§ **THE PROBLEM**: Filter the records below for the word "Ports". Copy each line that holds it.

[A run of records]
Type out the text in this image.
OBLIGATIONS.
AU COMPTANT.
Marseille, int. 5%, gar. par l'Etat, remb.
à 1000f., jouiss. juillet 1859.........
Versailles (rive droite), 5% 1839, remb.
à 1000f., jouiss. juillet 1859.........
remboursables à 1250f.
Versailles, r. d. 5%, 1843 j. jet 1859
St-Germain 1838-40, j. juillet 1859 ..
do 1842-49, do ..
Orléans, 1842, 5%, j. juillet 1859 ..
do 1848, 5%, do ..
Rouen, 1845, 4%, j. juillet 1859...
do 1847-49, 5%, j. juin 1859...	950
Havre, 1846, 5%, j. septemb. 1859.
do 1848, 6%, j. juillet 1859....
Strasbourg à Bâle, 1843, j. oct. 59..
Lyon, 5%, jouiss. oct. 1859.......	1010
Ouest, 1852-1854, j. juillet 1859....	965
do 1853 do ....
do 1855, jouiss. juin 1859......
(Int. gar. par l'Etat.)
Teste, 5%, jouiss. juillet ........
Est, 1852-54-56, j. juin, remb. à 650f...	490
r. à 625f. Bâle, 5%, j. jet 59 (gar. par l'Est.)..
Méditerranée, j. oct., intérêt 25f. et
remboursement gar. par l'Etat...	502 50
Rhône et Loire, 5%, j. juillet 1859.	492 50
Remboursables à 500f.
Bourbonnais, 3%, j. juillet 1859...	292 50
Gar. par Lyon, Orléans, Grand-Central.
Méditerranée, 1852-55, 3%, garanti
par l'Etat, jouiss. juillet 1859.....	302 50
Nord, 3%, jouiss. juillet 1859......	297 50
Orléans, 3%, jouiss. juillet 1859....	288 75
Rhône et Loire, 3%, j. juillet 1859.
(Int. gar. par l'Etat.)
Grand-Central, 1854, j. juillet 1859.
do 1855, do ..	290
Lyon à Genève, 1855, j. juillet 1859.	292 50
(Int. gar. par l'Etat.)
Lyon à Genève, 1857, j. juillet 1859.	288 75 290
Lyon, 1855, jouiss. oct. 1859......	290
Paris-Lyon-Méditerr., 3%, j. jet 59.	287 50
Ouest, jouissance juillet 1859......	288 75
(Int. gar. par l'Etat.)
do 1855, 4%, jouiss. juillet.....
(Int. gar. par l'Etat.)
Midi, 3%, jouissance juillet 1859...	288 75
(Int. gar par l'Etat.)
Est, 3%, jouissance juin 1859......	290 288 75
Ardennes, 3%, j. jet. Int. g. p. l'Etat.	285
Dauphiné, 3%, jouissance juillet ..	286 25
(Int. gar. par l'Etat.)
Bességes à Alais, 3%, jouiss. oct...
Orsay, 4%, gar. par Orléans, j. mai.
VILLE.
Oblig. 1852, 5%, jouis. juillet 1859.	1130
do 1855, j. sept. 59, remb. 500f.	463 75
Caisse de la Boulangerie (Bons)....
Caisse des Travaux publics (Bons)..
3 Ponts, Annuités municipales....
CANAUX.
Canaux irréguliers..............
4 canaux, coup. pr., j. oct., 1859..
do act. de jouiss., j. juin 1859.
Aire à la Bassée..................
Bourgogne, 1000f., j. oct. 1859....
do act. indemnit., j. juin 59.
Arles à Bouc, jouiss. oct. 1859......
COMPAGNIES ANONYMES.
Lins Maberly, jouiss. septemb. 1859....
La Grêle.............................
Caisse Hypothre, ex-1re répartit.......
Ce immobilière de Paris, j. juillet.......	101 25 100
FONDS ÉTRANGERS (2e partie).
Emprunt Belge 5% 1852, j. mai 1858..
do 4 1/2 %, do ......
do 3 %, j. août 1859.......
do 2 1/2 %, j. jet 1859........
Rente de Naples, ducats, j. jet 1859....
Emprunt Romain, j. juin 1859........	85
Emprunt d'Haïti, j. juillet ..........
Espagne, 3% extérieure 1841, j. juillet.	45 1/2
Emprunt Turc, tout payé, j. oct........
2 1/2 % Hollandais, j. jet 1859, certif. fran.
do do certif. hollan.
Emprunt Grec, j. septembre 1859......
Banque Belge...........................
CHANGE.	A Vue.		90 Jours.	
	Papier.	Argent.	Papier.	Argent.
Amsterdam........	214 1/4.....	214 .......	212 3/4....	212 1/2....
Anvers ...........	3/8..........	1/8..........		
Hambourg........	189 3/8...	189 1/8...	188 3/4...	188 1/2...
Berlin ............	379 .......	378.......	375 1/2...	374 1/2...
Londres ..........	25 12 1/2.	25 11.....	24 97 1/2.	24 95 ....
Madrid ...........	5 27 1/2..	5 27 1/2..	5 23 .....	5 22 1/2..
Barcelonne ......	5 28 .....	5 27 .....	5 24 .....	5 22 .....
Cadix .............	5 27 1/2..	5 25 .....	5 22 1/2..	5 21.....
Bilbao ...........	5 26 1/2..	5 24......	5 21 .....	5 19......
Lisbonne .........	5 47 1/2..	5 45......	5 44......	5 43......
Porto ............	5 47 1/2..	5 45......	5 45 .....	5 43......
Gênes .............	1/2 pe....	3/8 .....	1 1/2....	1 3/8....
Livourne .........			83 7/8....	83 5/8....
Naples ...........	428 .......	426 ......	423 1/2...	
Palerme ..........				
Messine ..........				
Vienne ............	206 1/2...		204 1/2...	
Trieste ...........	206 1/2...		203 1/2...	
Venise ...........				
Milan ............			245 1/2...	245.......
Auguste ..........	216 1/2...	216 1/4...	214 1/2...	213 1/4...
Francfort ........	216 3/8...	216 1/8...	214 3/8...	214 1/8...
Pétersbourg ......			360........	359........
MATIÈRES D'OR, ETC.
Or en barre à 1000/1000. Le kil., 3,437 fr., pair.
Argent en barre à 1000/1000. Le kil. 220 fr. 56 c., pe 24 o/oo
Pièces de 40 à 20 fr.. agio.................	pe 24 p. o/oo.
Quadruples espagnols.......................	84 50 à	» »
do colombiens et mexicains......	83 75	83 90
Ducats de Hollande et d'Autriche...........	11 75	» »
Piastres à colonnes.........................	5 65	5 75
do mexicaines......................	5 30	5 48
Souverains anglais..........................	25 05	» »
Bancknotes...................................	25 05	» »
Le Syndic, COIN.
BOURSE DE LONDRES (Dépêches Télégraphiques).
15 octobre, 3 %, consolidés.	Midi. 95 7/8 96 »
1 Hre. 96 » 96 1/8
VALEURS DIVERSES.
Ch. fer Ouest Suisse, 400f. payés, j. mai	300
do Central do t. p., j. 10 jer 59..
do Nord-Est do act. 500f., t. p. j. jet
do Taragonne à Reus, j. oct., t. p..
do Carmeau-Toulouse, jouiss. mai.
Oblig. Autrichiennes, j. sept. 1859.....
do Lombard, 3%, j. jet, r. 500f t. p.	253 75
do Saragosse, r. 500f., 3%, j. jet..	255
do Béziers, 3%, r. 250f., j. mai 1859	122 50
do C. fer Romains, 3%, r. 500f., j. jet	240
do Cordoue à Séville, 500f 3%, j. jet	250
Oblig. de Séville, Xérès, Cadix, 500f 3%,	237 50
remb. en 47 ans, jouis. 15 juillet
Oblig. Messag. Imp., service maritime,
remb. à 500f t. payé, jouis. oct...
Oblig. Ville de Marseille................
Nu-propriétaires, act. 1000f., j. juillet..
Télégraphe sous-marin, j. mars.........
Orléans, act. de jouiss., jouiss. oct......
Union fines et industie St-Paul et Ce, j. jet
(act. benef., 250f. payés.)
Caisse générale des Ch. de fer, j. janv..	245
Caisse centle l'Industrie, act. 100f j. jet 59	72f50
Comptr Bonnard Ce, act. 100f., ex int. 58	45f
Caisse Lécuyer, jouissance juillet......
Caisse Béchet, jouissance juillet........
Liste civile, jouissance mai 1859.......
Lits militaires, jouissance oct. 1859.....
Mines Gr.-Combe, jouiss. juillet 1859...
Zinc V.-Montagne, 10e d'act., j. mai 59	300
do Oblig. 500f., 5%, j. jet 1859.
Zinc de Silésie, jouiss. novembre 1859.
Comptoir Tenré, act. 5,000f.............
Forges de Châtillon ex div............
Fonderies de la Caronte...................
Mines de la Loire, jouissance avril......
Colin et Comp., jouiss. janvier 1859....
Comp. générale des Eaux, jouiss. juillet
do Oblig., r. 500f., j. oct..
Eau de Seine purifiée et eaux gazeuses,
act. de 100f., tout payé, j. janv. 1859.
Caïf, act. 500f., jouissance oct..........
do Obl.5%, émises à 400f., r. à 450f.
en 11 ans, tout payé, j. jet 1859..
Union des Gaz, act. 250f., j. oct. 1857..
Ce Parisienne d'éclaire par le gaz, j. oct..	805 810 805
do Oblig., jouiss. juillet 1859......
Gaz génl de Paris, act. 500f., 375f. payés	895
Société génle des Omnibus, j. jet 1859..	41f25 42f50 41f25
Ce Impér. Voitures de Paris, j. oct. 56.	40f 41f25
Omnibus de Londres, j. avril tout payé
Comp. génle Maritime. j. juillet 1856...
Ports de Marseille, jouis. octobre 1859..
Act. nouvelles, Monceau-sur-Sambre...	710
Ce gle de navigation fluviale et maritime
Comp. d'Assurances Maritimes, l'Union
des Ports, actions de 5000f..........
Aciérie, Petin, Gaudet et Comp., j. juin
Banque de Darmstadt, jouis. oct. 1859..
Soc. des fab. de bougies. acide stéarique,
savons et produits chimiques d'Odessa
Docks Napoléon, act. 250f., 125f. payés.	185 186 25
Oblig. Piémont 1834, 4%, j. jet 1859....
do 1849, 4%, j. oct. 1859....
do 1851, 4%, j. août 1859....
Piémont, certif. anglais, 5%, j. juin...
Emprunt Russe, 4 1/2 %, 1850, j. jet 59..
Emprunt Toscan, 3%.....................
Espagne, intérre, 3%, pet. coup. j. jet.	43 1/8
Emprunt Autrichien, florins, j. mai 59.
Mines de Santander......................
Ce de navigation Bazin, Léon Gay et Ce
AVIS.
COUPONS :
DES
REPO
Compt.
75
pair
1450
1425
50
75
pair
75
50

§ **CORRECT OUTPUT**:
Ports de Marseille, jouis. octobre 1859..
des Ports, actions de 5000f..........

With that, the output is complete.